■ **Required task**: Leave out the pictures and repeat every record exactly.
________________
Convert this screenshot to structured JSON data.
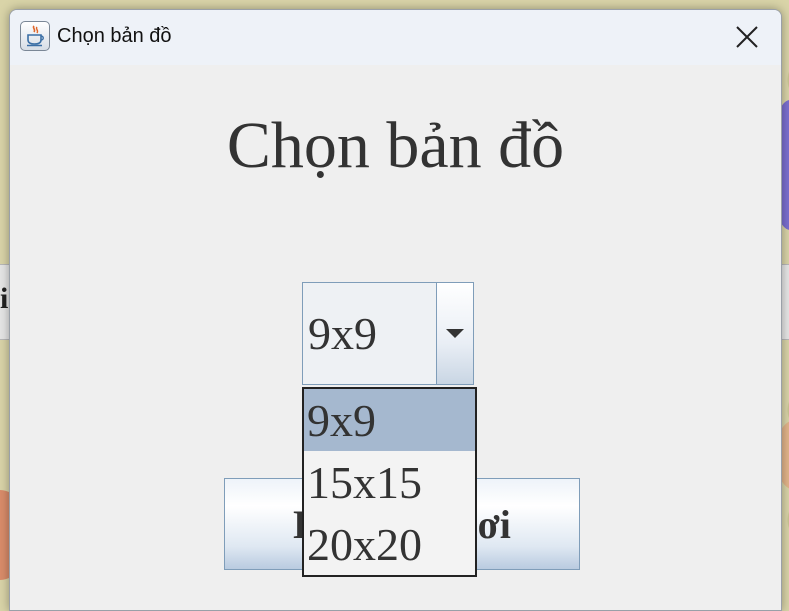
{
  "window": {
    "title": "Chọn bản đồ",
    "app_icon": "java-cup-icon",
    "close_icon": "close-icon"
  },
  "dialog": {
    "heading": "Chọn bản đồ",
    "map_select": {
      "selected": "9x9",
      "options": [
        "9x9",
        "15x15",
        "20x20"
      ],
      "highlighted_index": 0
    },
    "action_button_label": "Bắt đầu chơi"
  },
  "background": {
    "strip_text": "i"
  },
  "colors": {
    "highlight": "#a5b8cf",
    "title_bar": "#eef2f8",
    "dialog_bg": "#efefef",
    "text": "#333333"
  }
}
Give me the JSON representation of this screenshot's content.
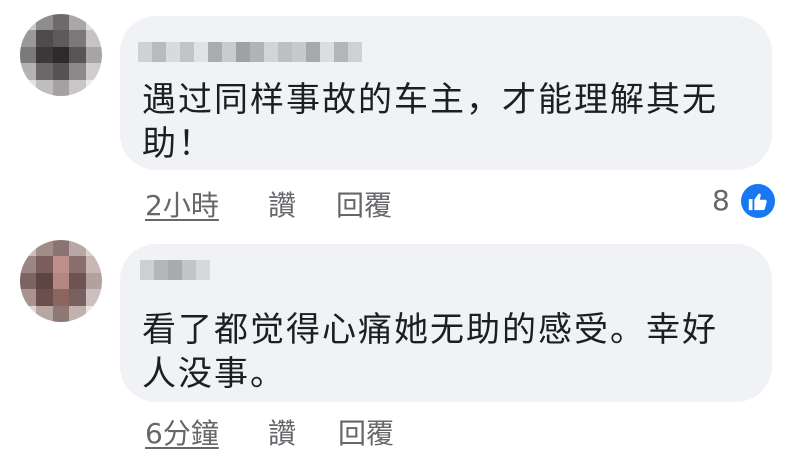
{
  "comments": [
    {
      "text": "遇过同样事故的车主，才能理解其无\n助！",
      "time": "2小時",
      "like_label": "讚",
      "reply_label": "回覆",
      "like_count": "8",
      "avatar_icon": "blurred-avatar",
      "name_icon": "blurred-name"
    },
    {
      "text": "看了都觉得心痛她无助的感受。幸好\n人没事。",
      "time": "6分鐘",
      "like_label": "讚",
      "reply_label": "回覆",
      "avatar_icon": "blurred-avatar",
      "name_icon": "blurred-name"
    }
  ],
  "colors": {
    "bubble": "#f0f2f5",
    "text": "#1c1e21",
    "meta": "#65676b",
    "like_blue": "#1877f2"
  }
}
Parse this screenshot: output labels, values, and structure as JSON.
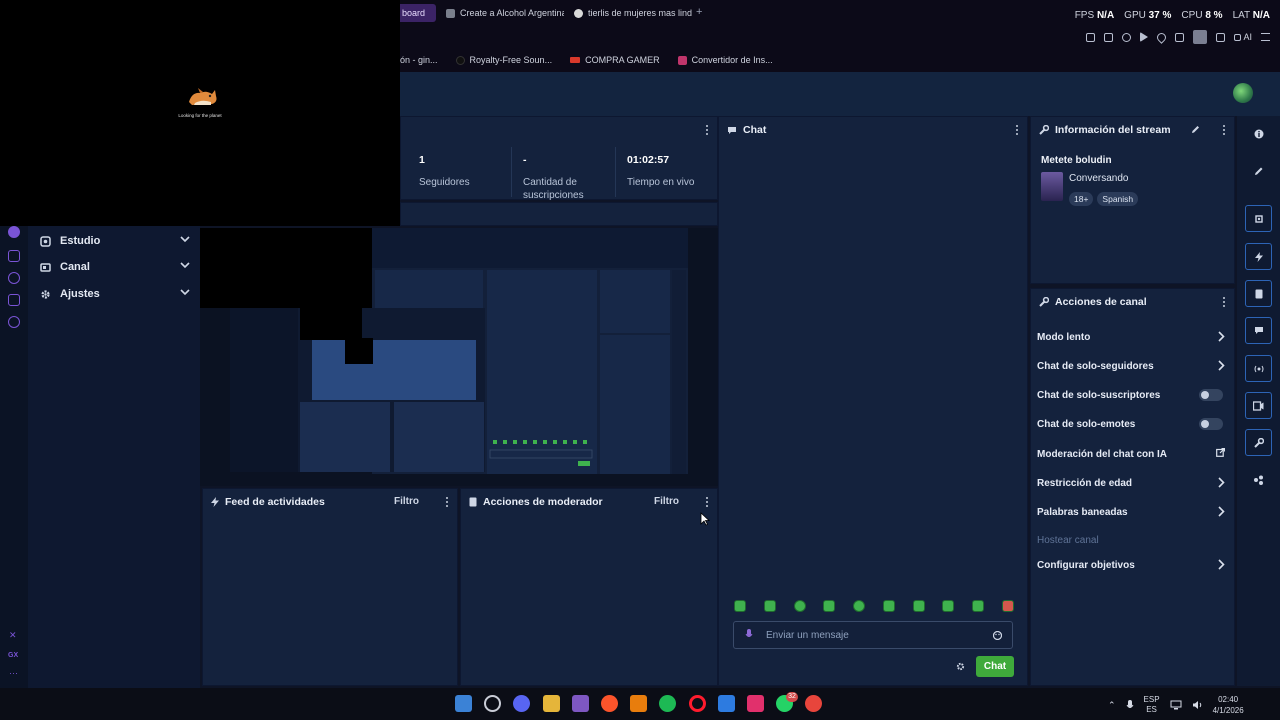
{
  "browser": {
    "tabs": [
      {
        "label": "board",
        "active": true,
        "color": "#6b4ad6"
      },
      {
        "label": "Create a Alcohol Argentina",
        "active": false,
        "color": "#7a7f8c"
      },
      {
        "label": "tierlis de mujeres mas lindas",
        "active": false,
        "color": "#d9d9d9"
      }
    ],
    "new_tab": "+",
    "stats": [
      {
        "label": "FPS",
        "value": "N/A"
      },
      {
        "label": "GPU",
        "value": "37 %"
      },
      {
        "label": "CPU",
        "value": "8 %"
      },
      {
        "label": "LAT",
        "value": "N/A"
      }
    ],
    "ai_label": "AI",
    "bookmarks": [
      {
        "label": "ón - gin...",
        "color": "#3a3f4d"
      },
      {
        "label": "Royalty-Free Soun...",
        "color": "#101010"
      },
      {
        "label": "COMPRA GAMER",
        "color": "#d9392b"
      },
      {
        "label": "Convertidor de Ins...",
        "color": "#c0356b"
      }
    ]
  },
  "overlay": {
    "caption": "Looking for the planet"
  },
  "stats_panel": {
    "items": [
      {
        "value": "1",
        "label": "Seguidores"
      },
      {
        "value": "-",
        "label": "Cantidad de suscripciones"
      },
      {
        "value": "01:02:57",
        "label": "Tiempo en vivo"
      }
    ]
  },
  "nav": {
    "items": [
      {
        "label": "Estudio",
        "icon": "studio-icon"
      },
      {
        "label": "Canal",
        "icon": "channel-icon"
      },
      {
        "label": "Ajustes",
        "icon": "gear-icon"
      }
    ],
    "bottom": [
      "GX"
    ]
  },
  "feed": {
    "title": "Feed de actividades",
    "filter": "Filtro"
  },
  "mod": {
    "title": "Acciones de moderador",
    "filter": "Filtro"
  },
  "chat": {
    "title": "Chat",
    "placeholder": "Enviar un mensaje",
    "send_label": "Chat",
    "emote_count": 10
  },
  "info": {
    "title": "Información del stream",
    "stream_title": "Metete boludin",
    "category": "Conversando",
    "tags": [
      "18+",
      "Spanish"
    ]
  },
  "acciones": {
    "title": "Acciones de canal",
    "items": [
      {
        "label": "Modo lento",
        "control": "arrow"
      },
      {
        "label": "Chat de solo-seguidores",
        "control": "arrow"
      },
      {
        "label": "Chat de solo-suscriptores",
        "control": "toggle",
        "on": false
      },
      {
        "label": "Chat de solo-emotes",
        "control": "toggle",
        "on": false
      },
      {
        "label": "Moderación del chat con IA",
        "control": "external"
      },
      {
        "label": "Restricción de edad",
        "control": "arrow"
      },
      {
        "label": "Palabras baneadas",
        "control": "arrow"
      },
      {
        "label": "Hostear canal",
        "control": "none",
        "disabled": true
      },
      {
        "label": "Configurar objetivos",
        "control": "arrow"
      }
    ]
  },
  "taskbar": {
    "apps": [
      "windows-icon",
      "search-icon",
      "discord-icon",
      "folder-icon",
      "visual-studio-icon",
      "brave-icon",
      "blender-icon",
      "spotify-icon",
      "opera-icon",
      "notepad-icon",
      "instagram-icon",
      "whatsapp-icon",
      "chrome-icon"
    ],
    "whatsapp_badge": "32",
    "lang_top": "ESP",
    "lang_bottom": "ES",
    "time": "02:40",
    "date": "4/1/2026"
  }
}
________________
■ **Reply**:
Convert this screenshot to structured JSON data.
{
  "window": {
    "title": "Chọn bản đồ",
    "app_icon": "java-cup-icon",
    "close_icon": "close-icon"
  },
  "dialog": {
    "heading": "Chọn bản đồ",
    "map_select": {
      "selected": "9x9",
      "options": [
        "9x9",
        "15x15",
        "20x20"
      ],
      "highlighted_index": 0
    },
    "action_button_label": "Bắt đầu chơi"
  },
  "background": {
    "strip_text": "i"
  },
  "colors": {
    "highlight": "#a5b8cf",
    "title_bar": "#eef2f8",
    "dialog_bg": "#efefef",
    "text": "#333333"
  }
}
Give me the JSON representation of this screenshot's content.
{
  "comments": [
    {
      "text": "遇过同样事故的车主，才能理解其无\n助！",
      "time": "2小時",
      "like_label": "讚",
      "reply_label": "回覆",
      "like_count": "8",
      "avatar_icon": "blurred-avatar",
      "name_icon": "blurred-name"
    },
    {
      "text": "看了都觉得心痛她无助的感受。幸好\n人没事。",
      "time": "6分鐘",
      "like_label": "讚",
      "reply_label": "回覆",
      "avatar_icon": "blurred-avatar",
      "name_icon": "blurred-name"
    }
  ],
  "colors": {
    "bubble": "#f0f2f5",
    "text": "#1c1e21",
    "meta": "#65676b",
    "like_blue": "#1877f2"
  }
}
Parse this screenshot: output labels, values, and structure as JSON.
{
  "browser": {
    "tabs": [
      {
        "label": "board",
        "active": true,
        "color": "#6b4ad6"
      },
      {
        "label": "Create a Alcohol Argentina",
        "active": false,
        "color": "#7a7f8c"
      },
      {
        "label": "tierlis de mujeres mas lindas",
        "active": false,
        "color": "#d9d9d9"
      }
    ],
    "new_tab": "+",
    "stats": [
      {
        "label": "FPS",
        "value": "N/A"
      },
      {
        "label": "GPU",
        "value": "37 %"
      },
      {
        "label": "CPU",
        "value": "8 %"
      },
      {
        "label": "LAT",
        "value": "N/A"
      }
    ],
    "ai_label": "AI",
    "bookmarks": [
      {
        "label": "ón - gin...",
        "color": "#3a3f4d"
      },
      {
        "label": "Royalty-Free Soun...",
        "color": "#101010"
      },
      {
        "label": "COMPRA GAMER",
        "color": "#d9392b"
      },
      {
        "label": "Convertidor de Ins...",
        "color": "#c0356b"
      }
    ]
  },
  "overlay": {
    "caption": "Looking for the planet"
  },
  "stats_panel": {
    "items": [
      {
        "value": "1",
        "label": "Seguidores"
      },
      {
        "value": "-",
        "label": "Cantidad de suscripciones"
      },
      {
        "value": "01:02:57",
        "label": "Tiempo en vivo"
      }
    ]
  },
  "nav": {
    "items": [
      {
        "label": "Estudio",
        "icon": "studio-icon"
      },
      {
        "label": "Canal",
        "icon": "channel-icon"
      },
      {
        "label": "Ajustes",
        "icon": "gear-icon"
      }
    ],
    "bottom": [
      "GX"
    ]
  },
  "feed": {
    "title": "Feed de actividades",
    "filter": "Filtro"
  },
  "mod": {
    "title": "Acciones de moderador",
    "filter": "Filtro"
  },
  "chat": {
    "title": "Chat",
    "placeholder": "Enviar un mensaje",
    "send_label": "Chat",
    "emote_count": 10
  },
  "info": {
    "title": "Información del stream",
    "stream_title": "Metete boludin",
    "category": "Conversando",
    "tags": [
      "18+",
      "Spanish"
    ]
  },
  "acciones": {
    "title": "Acciones de canal",
    "items": [
      {
        "label": "Modo lento",
        "control": "arrow"
      },
      {
        "label": "Chat de solo-seguidores",
        "control": "arrow"
      },
      {
        "label": "Chat de solo-suscriptores",
        "control": "toggle",
        "on": false
      },
      {
        "label": "Chat de solo-emotes",
        "control": "toggle",
        "on": false
      },
      {
        "label": "Moderación del chat con IA",
        "control": "external"
      },
      {
        "label": "Restricción de edad",
        "control": "arrow"
      },
      {
        "label": "Palabras baneadas",
        "control": "arrow"
      },
      {
        "label": "Hostear canal",
        "control": "none",
        "disabled": true
      },
      {
        "label": "Configurar objetivos",
        "control": "arrow"
      }
    ]
  },
  "taskbar": {
    "apps": [
      "windows-icon",
      "search-icon",
      "discord-icon",
      "folder-icon",
      "visual-studio-icon",
      "brave-icon",
      "blender-icon",
      "spotify-icon",
      "opera-icon",
      "notepad-icon",
      "instagram-icon",
      "whatsapp-icon",
      "chrome-icon"
    ],
    "whatsapp_badge": "32",
    "lang_top": "ESP",
    "lang_bottom": "ES",
    "time": "02:40",
    "date": "4/1/2026"
  }
}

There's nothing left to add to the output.